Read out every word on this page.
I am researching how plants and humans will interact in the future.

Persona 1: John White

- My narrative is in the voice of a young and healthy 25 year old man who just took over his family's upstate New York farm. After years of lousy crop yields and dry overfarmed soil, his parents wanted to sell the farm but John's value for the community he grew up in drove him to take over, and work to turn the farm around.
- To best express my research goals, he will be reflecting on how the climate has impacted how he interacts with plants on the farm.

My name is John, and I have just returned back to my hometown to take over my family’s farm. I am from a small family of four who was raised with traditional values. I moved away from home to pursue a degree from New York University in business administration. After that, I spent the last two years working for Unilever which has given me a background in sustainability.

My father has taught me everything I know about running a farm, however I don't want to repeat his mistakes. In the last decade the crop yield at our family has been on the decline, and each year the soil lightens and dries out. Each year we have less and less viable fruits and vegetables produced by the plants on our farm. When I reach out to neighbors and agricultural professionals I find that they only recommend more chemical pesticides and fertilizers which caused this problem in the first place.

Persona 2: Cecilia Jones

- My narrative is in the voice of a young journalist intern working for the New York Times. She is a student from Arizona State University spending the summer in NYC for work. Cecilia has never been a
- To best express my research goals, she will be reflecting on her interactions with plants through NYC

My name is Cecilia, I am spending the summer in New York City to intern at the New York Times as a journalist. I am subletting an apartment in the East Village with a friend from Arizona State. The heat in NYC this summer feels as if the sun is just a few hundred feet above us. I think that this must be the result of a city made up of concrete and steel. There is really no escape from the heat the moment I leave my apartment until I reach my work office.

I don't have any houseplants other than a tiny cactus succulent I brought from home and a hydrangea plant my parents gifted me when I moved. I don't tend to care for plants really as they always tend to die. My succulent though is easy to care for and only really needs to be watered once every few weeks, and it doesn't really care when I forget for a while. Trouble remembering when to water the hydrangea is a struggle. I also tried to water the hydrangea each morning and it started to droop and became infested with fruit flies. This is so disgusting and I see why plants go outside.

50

....................

**What the exercise asks**: Across all the entries, count the lines that contain the word "express" and give the number by itself.

**The output**: 2